◆ **Task details**
Transcribe the records that follow, preserving every word.

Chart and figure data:
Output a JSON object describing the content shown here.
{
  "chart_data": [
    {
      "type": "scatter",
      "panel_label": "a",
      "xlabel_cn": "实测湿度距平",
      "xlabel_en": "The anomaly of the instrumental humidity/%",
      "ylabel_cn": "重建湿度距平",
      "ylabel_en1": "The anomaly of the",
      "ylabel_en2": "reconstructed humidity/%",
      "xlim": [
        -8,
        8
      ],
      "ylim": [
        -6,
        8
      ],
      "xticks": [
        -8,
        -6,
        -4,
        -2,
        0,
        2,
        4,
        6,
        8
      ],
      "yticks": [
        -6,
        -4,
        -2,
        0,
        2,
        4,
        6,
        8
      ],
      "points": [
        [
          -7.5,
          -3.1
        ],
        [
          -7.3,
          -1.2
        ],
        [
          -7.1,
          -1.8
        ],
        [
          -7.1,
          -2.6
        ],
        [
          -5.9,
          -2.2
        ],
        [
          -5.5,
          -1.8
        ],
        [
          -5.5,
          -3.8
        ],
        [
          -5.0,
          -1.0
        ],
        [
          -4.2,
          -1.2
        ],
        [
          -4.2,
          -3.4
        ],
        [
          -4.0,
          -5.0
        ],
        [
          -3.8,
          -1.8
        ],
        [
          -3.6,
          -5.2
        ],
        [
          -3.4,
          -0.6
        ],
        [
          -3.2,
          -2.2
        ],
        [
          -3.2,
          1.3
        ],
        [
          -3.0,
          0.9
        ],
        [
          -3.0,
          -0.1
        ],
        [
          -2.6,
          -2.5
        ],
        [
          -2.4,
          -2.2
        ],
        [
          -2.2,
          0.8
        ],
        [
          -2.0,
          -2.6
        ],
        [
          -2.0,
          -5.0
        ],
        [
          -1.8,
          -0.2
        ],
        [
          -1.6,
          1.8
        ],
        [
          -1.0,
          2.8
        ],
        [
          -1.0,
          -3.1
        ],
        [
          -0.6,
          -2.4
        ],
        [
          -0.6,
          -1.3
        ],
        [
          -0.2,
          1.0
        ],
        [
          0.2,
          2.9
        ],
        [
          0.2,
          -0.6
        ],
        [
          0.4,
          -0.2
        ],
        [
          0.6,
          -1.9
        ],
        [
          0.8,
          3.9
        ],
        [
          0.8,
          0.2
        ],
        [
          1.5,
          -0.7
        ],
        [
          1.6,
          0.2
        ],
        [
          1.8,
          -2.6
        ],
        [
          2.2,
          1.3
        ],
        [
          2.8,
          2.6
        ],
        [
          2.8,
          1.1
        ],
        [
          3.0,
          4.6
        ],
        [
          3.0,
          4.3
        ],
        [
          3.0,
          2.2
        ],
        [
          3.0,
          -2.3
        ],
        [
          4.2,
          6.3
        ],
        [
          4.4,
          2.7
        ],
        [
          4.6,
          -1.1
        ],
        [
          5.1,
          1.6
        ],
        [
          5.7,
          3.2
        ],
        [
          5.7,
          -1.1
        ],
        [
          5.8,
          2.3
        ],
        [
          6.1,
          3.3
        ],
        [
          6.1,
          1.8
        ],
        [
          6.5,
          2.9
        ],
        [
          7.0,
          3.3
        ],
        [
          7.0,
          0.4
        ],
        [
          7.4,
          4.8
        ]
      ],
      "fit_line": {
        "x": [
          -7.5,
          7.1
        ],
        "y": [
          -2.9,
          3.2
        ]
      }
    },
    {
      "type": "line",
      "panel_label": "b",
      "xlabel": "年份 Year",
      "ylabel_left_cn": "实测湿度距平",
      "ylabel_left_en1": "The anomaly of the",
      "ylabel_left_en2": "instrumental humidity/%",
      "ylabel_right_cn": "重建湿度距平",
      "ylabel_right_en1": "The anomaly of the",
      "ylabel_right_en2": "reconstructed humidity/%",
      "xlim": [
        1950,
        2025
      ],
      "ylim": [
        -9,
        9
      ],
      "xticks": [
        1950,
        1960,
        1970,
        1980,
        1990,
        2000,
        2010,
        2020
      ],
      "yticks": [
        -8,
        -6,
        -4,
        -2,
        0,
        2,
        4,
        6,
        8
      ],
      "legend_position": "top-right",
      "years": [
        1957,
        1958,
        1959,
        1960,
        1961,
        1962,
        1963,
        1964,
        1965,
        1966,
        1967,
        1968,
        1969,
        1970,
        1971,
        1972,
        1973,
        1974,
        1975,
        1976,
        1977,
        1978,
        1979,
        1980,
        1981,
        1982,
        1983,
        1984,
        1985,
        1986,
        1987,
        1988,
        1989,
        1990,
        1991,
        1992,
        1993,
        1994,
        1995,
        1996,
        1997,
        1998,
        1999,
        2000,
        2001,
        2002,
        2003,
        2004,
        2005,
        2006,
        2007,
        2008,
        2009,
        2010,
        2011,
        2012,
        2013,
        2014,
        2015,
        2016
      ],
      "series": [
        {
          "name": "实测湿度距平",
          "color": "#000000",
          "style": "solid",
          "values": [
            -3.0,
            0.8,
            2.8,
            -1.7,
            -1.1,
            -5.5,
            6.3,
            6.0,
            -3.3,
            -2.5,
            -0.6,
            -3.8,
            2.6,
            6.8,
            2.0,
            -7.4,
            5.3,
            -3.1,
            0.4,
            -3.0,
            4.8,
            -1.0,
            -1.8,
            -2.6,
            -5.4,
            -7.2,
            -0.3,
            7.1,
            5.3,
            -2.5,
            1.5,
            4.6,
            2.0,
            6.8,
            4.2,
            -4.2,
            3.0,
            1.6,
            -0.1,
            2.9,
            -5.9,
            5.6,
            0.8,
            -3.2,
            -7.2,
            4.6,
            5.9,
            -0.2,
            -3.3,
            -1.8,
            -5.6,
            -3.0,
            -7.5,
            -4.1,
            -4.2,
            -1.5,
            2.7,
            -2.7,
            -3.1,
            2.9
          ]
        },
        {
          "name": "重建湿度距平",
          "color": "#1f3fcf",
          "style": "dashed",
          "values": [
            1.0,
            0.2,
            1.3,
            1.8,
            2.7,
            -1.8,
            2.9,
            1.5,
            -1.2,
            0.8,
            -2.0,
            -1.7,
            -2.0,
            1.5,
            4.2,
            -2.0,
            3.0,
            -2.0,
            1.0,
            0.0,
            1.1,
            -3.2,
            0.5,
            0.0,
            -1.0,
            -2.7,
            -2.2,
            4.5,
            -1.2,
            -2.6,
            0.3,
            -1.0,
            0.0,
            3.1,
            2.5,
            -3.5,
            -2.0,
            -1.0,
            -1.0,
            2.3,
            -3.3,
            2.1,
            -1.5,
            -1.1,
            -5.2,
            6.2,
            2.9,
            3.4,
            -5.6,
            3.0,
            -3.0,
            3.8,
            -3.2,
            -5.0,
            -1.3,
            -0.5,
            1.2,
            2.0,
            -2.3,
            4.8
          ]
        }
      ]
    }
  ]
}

◆ **Answer**
Output a JSON object describing the content shown here.
{
  "chart_data": [
    {
      "type": "scatter",
      "panel_label": "a",
      "xlabel_cn": "实测湿度距平",
      "xlabel_en": "The anomaly of the instrumental humidity/%",
      "ylabel_cn": "重建湿度距平",
      "ylabel_en1": "The anomaly of the",
      "ylabel_en2": "reconstructed humidity/%",
      "xlim": [
        -8,
        8
      ],
      "ylim": [
        -6,
        8
      ],
      "xticks": [
        -8,
        -6,
        -4,
        -2,
        0,
        2,
        4,
        6,
        8
      ],
      "yticks": [
        -6,
        -4,
        -2,
        0,
        2,
        4,
        6,
        8
      ],
      "points": [
        [
          -7.5,
          -3.1
        ],
        [
          -7.3,
          -1.2
        ],
        [
          -7.1,
          -1.8
        ],
        [
          -7.1,
          -2.6
        ],
        [
          -5.9,
          -2.2
        ],
        [
          -5.5,
          -1.8
        ],
        [
          -5.5,
          -3.8
        ],
        [
          -5.0,
          -1.0
        ],
        [
          -4.2,
          -1.2
        ],
        [
          -4.2,
          -3.4
        ],
        [
          -4.0,
          -5.0
        ],
        [
          -3.8,
          -1.8
        ],
        [
          -3.6,
          -5.2
        ],
        [
          -3.4,
          -0.6
        ],
        [
          -3.2,
          -2.2
        ],
        [
          -3.2,
          1.3
        ],
        [
          -3.0,
          0.9
        ],
        [
          -3.0,
          -0.1
        ],
        [
          -2.6,
          -2.5
        ],
        [
          -2.4,
          -2.2
        ],
        [
          -2.2,
          0.8
        ],
        [
          -2.0,
          -2.6
        ],
        [
          -2.0,
          -5.0
        ],
        [
          -1.8,
          -0.2
        ],
        [
          -1.6,
          1.8
        ],
        [
          -1.0,
          2.8
        ],
        [
          -1.0,
          -3.1
        ],
        [
          -0.6,
          -2.4
        ],
        [
          -0.6,
          -1.3
        ],
        [
          -0.2,
          1.0
        ],
        [
          0.2,
          2.9
        ],
        [
          0.2,
          -0.6
        ],
        [
          0.4,
          -0.2
        ],
        [
          0.6,
          -1.9
        ],
        [
          0.8,
          3.9
        ],
        [
          0.8,
          0.2
        ],
        [
          1.5,
          -0.7
        ],
        [
          1.6,
          0.2
        ],
        [
          1.8,
          -2.6
        ],
        [
          2.2,
          1.3
        ],
        [
          2.8,
          2.6
        ],
        [
          2.8,
          1.1
        ],
        [
          3.0,
          4.6
        ],
        [
          3.0,
          4.3
        ],
        [
          3.0,
          2.2
        ],
        [
          3.0,
          -2.3
        ],
        [
          4.2,
          6.3
        ],
        [
          4.4,
          2.7
        ],
        [
          4.6,
          -1.1
        ],
        [
          5.1,
          1.6
        ],
        [
          5.7,
          3.2
        ],
        [
          5.7,
          -1.1
        ],
        [
          5.8,
          2.3
        ],
        [
          6.1,
          3.3
        ],
        [
          6.1,
          1.8
        ],
        [
          6.5,
          2.9
        ],
        [
          7.0,
          3.3
        ],
        [
          7.0,
          0.4
        ],
        [
          7.4,
          4.8
        ]
      ],
      "fit_line": {
        "x": [
          -7.5,
          7.1
        ],
        "y": [
          -2.9,
          3.2
        ]
      }
    },
    {
      "type": "line",
      "panel_label": "b",
      "xlabel": "年份 Year",
      "ylabel_left_cn": "实测湿度距平",
      "ylabel_left_en1": "The anomaly of the",
      "ylabel_left_en2": "instrumental humidity/%",
      "ylabel_right_cn": "重建湿度距平",
      "ylabel_right_en1": "The anomaly of the",
      "ylabel_right_en2": "reconstructed humidity/%",
      "xlim": [
        1950,
        2025
      ],
      "ylim": [
        -9,
        9
      ],
      "xticks": [
        1950,
        1960,
        1970,
        1980,
        1990,
        2000,
        2010,
        2020
      ],
      "yticks": [
        -8,
        -6,
        -4,
        -2,
        0,
        2,
        4,
        6,
        8
      ],
      "legend_position": "top-right",
      "years": [
        1957,
        1958,
        1959,
        1960,
        1961,
        1962,
        1963,
        1964,
        1965,
        1966,
        1967,
        1968,
        1969,
        1970,
        1971,
        1972,
        1973,
        1974,
        1975,
        1976,
        1977,
        1978,
        1979,
        1980,
        1981,
        1982,
        1983,
        1984,
        1985,
        1986,
        1987,
        1988,
        1989,
        1990,
        1991,
        1992,
        1993,
        1994,
        1995,
        1996,
        1997,
        1998,
        1999,
        2000,
        2001,
        2002,
        2003,
        2004,
        2005,
        2006,
        2007,
        2008,
        2009,
        2010,
        2011,
        2012,
        2013,
        2014,
        2015,
        2016
      ],
      "series": [
        {
          "name": "实测湿度距平",
          "color": "#000000",
          "style": "solid",
          "values": [
            -3.0,
            0.8,
            2.8,
            -1.7,
            -1.1,
            -5.5,
            6.3,
            6.0,
            -3.3,
            -2.5,
            -0.6,
            -3.8,
            2.6,
            6.8,
            2.0,
            -7.4,
            5.3,
            -3.1,
            0.4,
            -3.0,
            4.8,
            -1.0,
            -1.8,
            -2.6,
            -5.4,
            -7.2,
            -0.3,
            7.1,
            5.3,
            -2.5,
            1.5,
            4.6,
            2.0,
            6.8,
            4.2,
            -4.2,
            3.0,
            1.6,
            -0.1,
            2.9,
            -5.9,
            5.6,
            0.8,
            -3.2,
            -7.2,
            4.6,
            5.9,
            -0.2,
            -3.3,
            -1.8,
            -5.6,
            -3.0,
            -7.5,
            -4.1,
            -4.2,
            -1.5,
            2.7,
            -2.7,
            -3.1,
            2.9
          ]
        },
        {
          "name": "重建湿度距平",
          "color": "#1f3fcf",
          "style": "dashed",
          "values": [
            1.0,
            0.2,
            1.3,
            1.8,
            2.7,
            -1.8,
            2.9,
            1.5,
            -1.2,
            0.8,
            -2.0,
            -1.7,
            -2.0,
            1.5,
            4.2,
            -2.0,
            3.0,
            -2.0,
            1.0,
            0.0,
            1.1,
            -3.2,
            0.5,
            0.0,
            -1.0,
            -2.7,
            -2.2,
            4.5,
            -1.2,
            -2.6,
            0.3,
            -1.0,
            0.0,
            3.1,
            2.5,
            -3.5,
            -2.0,
            -1.0,
            -1.0,
            2.3,
            -3.3,
            2.1,
            -1.5,
            -1.1,
            -5.2,
            6.2,
            2.9,
            3.4,
            -5.6,
            3.0,
            -3.0,
            3.8,
            -3.2,
            -5.0,
            -1.3,
            -0.5,
            1.2,
            2.0,
            -2.3,
            4.8
          ]
        }
      ]
    }
  ]
}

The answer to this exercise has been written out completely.